Which lines contain the word "this"? Return each of them as written.

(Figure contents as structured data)
○ ○ ○ ○ ○

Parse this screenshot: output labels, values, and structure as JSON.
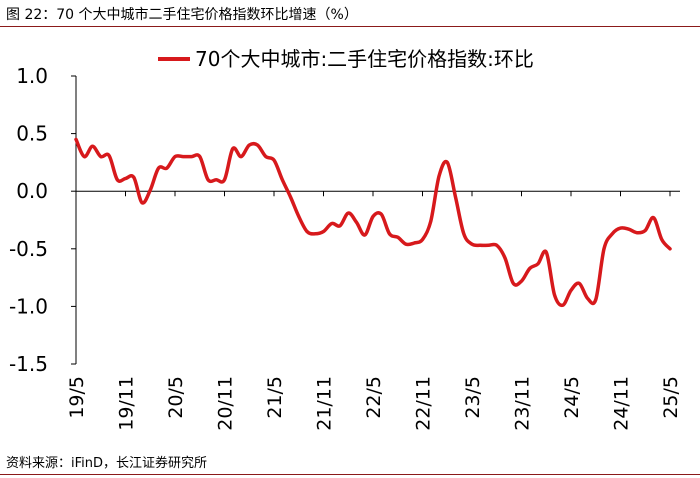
{
  "figure": {
    "title": "图 22：70 个大中城市二手住宅价格指数环比增速（%）",
    "source": "资料来源：iFinD，长江证券研究所"
  },
  "colors": {
    "series": "#d7191c",
    "axis": "#000000",
    "rule": "#8b1a1a"
  },
  "chart_data": {
    "type": "line",
    "title": "",
    "xlabel": "",
    "ylabel": "",
    "ylim": [
      -1.5,
      1.0
    ],
    "yticks": [
      1.0,
      0.5,
      0.0,
      -0.5,
      -1.0,
      -1.5
    ],
    "ytick_labels": [
      "1.0",
      "0.5",
      "0.0",
      "-0.5",
      "-1.0",
      "-1.5"
    ],
    "xtick_labels": [
      "19/5",
      "19/11",
      "20/5",
      "20/11",
      "21/5",
      "21/11",
      "22/5",
      "22/11",
      "23/5",
      "23/11",
      "24/5",
      "24/11",
      "25/5"
    ],
    "grid": false,
    "legend_position": "top",
    "x": [
      "19/5",
      "19/6",
      "19/7",
      "19/8",
      "19/9",
      "19/10",
      "19/11",
      "19/12",
      "20/1",
      "20/2",
      "20/3",
      "20/4",
      "20/5",
      "20/6",
      "20/7",
      "20/8",
      "20/9",
      "20/10",
      "20/11",
      "20/12",
      "21/1",
      "21/2",
      "21/3",
      "21/4",
      "21/5",
      "21/6",
      "21/7",
      "21/8",
      "21/9",
      "21/10",
      "21/11",
      "21/12",
      "22/1",
      "22/2",
      "22/3",
      "22/4",
      "22/5",
      "22/6",
      "22/7",
      "22/8",
      "22/9",
      "22/10",
      "22/11",
      "22/12",
      "23/1",
      "23/2",
      "23/3",
      "23/4",
      "23/5",
      "23/6",
      "23/7",
      "23/8",
      "23/9",
      "23/10",
      "23/11",
      "23/12",
      "24/1",
      "24/2",
      "24/3",
      "24/4",
      "24/5",
      "24/6",
      "24/7",
      "24/8",
      "24/9",
      "24/10",
      "24/11",
      "24/12",
      "25/1",
      "25/2",
      "25/3",
      "25/4",
      "25/5"
    ],
    "series": [
      {
        "name": "70个大中城市:二手住宅价格指数:环比",
        "values": [
          0.45,
          0.3,
          0.39,
          0.3,
          0.31,
          0.1,
          0.11,
          0.12,
          -0.1,
          0.01,
          0.2,
          0.2,
          0.3,
          0.3,
          0.3,
          0.3,
          0.1,
          0.1,
          0.1,
          0.37,
          0.3,
          0.4,
          0.4,
          0.3,
          0.27,
          0.1,
          -0.05,
          -0.22,
          -0.35,
          -0.37,
          -0.35,
          -0.28,
          -0.3,
          -0.19,
          -0.27,
          -0.38,
          -0.22,
          -0.2,
          -0.37,
          -0.4,
          -0.46,
          -0.45,
          -0.42,
          -0.26,
          0.13,
          0.25,
          -0.05,
          -0.37,
          -0.46,
          -0.47,
          -0.47,
          -0.47,
          -0.58,
          -0.8,
          -0.78,
          -0.67,
          -0.63,
          -0.53,
          -0.9,
          -0.99,
          -0.86,
          -0.8,
          -0.93,
          -0.94,
          -0.5,
          -0.37,
          -0.32,
          -0.33,
          -0.36,
          -0.34,
          -0.23,
          -0.42,
          -0.5
        ]
      }
    ]
  }
}
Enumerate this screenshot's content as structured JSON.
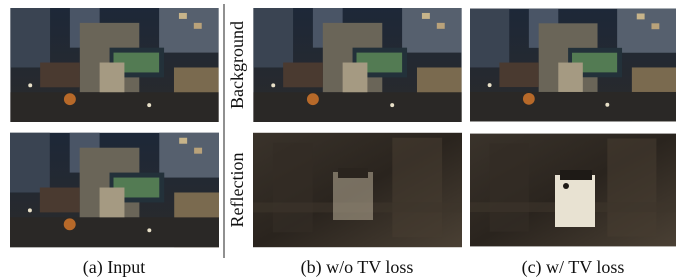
{
  "figure": {
    "row_labels": [
      "Background",
      "Reflection"
    ],
    "captions": [
      "(a) Input",
      "(b) w/o TV loss",
      "(c) w/ TV loss"
    ]
  }
}
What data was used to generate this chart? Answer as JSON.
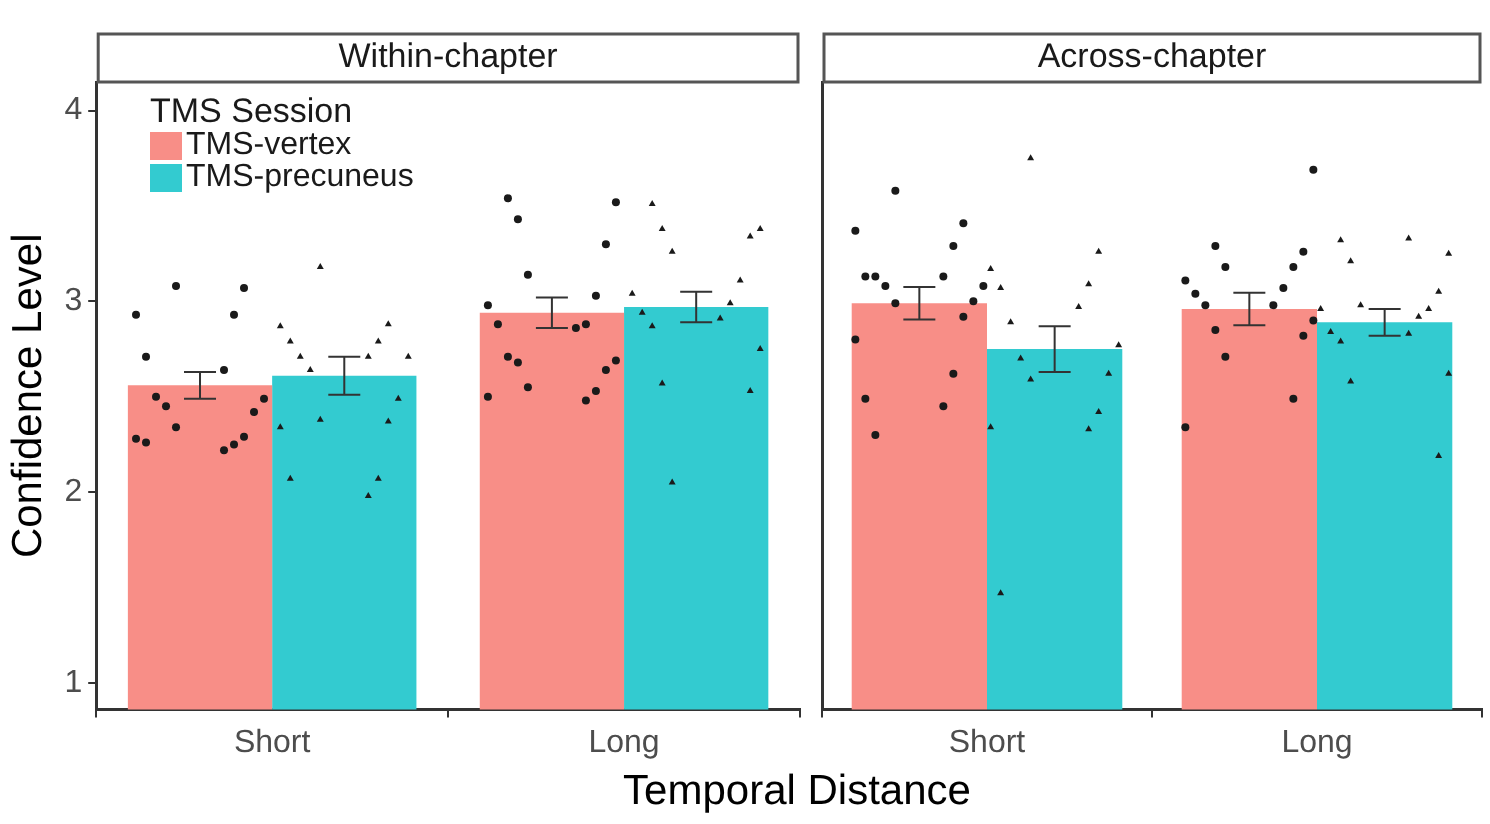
{
  "chart_data": [
    {
      "type": "bar",
      "title": "Within-chapter",
      "xlabel": "Temporal Distance",
      "ylabel": "Confidence Level",
      "legend_title": "TMS Session",
      "legend": "top left",
      "grid": false,
      "categories": [
        "Short",
        "Long"
      ],
      "ylim": [
        0.86,
        4.15
      ],
      "yticks": [
        1,
        2,
        3,
        4
      ],
      "series": [
        {
          "name": "TMS-vertex",
          "color": "#f88e87",
          "values": [
            2.56,
            2.94
          ],
          "errors": [
            0.07,
            0.08
          ]
        },
        {
          "name": "TMS-precuneus",
          "color": "#33cbd0",
          "values": [
            2.61,
            2.97
          ],
          "errors": [
            0.1,
            0.08
          ]
        },
        {
          "type": "scatter",
          "marker": "circle",
          "color": "#1a1a1a",
          "x": [
            "Short",
            "Short",
            "Short",
            "Short",
            "Short",
            "Short",
            "Short",
            "Short",
            "Short",
            "Short",
            "Short",
            "Short",
            "Short",
            "Short",
            "Short",
            "Short",
            "Long",
            "Long",
            "Long",
            "Long",
            "Long",
            "Long",
            "Long",
            "Long",
            "Long",
            "Long",
            "Long",
            "Long",
            "Long",
            "Long",
            "Long",
            "Long",
            "Long",
            "Long"
          ],
          "values": [
            3.08,
            3.07,
            2.93,
            2.93,
            2.71,
            2.64,
            2.5,
            2.49,
            2.45,
            2.42,
            2.34,
            2.29,
            2.28,
            2.25,
            2.26,
            2.22,
            3.54,
            3.52,
            3.43,
            3.3,
            3.14,
            3.03,
            2.98,
            2.88,
            2.88,
            2.86,
            2.71,
            2.69,
            2.68,
            2.64,
            2.55,
            2.53,
            2.5,
            2.48
          ]
        },
        {
          "type": "scatter",
          "marker": "triangle",
          "color": "#1a1a1a",
          "x": [
            "Short",
            "Short",
            "Short",
            "Short",
            "Short",
            "Short",
            "Short",
            "Short",
            "Short",
            "Short",
            "Short",
            "Short",
            "Short",
            "Short",
            "Short",
            "Short",
            "Long",
            "Long",
            "Long",
            "Long",
            "Long",
            "Long",
            "Long",
            "Long",
            "Long",
            "Long",
            "Long",
            "Long",
            "Long",
            "Long",
            "Long"
          ],
          "values": [
            3.18,
            2.88,
            2.87,
            2.79,
            2.79,
            2.71,
            2.71,
            2.71,
            2.64,
            2.49,
            2.38,
            2.37,
            2.34,
            2.07,
            2.07,
            1.98,
            3.51,
            3.38,
            3.38,
            3.34,
            3.26,
            3.11,
            3.04,
            2.99,
            2.94,
            2.91,
            2.87,
            2.75,
            2.57,
            2.53,
            2.05
          ]
        }
      ]
    },
    {
      "type": "bar",
      "title": "Across-chapter",
      "legend": false,
      "grid": false,
      "tick_labels": "x",
      "categories": [
        "Short",
        "Long"
      ],
      "ylim": [
        0.86,
        4.15
      ],
      "yticks": [
        1,
        2,
        3,
        4
      ],
      "series": [
        {
          "color": "#f88e87",
          "values": [
            2.99,
            2.96
          ],
          "errors": [
            0.085,
            0.085
          ]
        },
        {
          "color": "#33cbd0",
          "values": [
            2.75,
            2.89
          ],
          "errors": [
            0.12,
            0.07
          ]
        },
        {
          "type": "scatter",
          "marker": "circle",
          "color": "#1a1a1a",
          "x": [
            "Short",
            "Short",
            "Short",
            "Short",
            "Short",
            "Short",
            "Short",
            "Short",
            "Short",
            "Short",
            "Short",
            "Short",
            "Short",
            "Short",
            "Short",
            "Short",
            "Short",
            "Long",
            "Long",
            "Long",
            "Long",
            "Long",
            "Long",
            "Long",
            "Long",
            "Long",
            "Long",
            "Long",
            "Long",
            "Long",
            "Long",
            "Long",
            "Long"
          ],
          "values": [
            3.58,
            3.41,
            3.37,
            3.29,
            3.13,
            3.13,
            3.13,
            3.08,
            3.08,
            3.0,
            2.99,
            2.92,
            2.8,
            2.62,
            2.49,
            2.45,
            2.3,
            3.69,
            3.29,
            3.26,
            3.18,
            3.18,
            3.11,
            3.07,
            3.04,
            2.98,
            2.98,
            2.9,
            2.85,
            2.82,
            2.71,
            2.49,
            2.34
          ]
        },
        {
          "type": "scatter",
          "marker": "triangle",
          "color": "#1a1a1a",
          "x": [
            "Short",
            "Short",
            "Short",
            "Short",
            "Short",
            "Short",
            "Short",
            "Short",
            "Short",
            "Short",
            "Short",
            "Short",
            "Short",
            "Short",
            "Short",
            "Long",
            "Long",
            "Long",
            "Long",
            "Long",
            "Long",
            "Long",
            "Long",
            "Long",
            "Long",
            "Long",
            "Long",
            "Long",
            "Long",
            "Long"
          ],
          "values": [
            3.75,
            3.26,
            3.17,
            3.09,
            3.07,
            2.97,
            2.89,
            2.77,
            2.7,
            2.62,
            2.59,
            2.42,
            2.34,
            2.33,
            1.47,
            3.33,
            3.32,
            3.25,
            3.21,
            3.05,
            2.98,
            2.96,
            2.96,
            2.92,
            2.84,
            2.83,
            2.79,
            2.62,
            2.58,
            2.19
          ]
        }
      ]
    }
  ]
}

○ ○ ○ ○ ○

### Finished task
Parse this screenshot: output labels, values, and structure as JSON.
Enumerate this screenshot's content as structured JSON.
What data was used to generate this chart? Answer as JSON.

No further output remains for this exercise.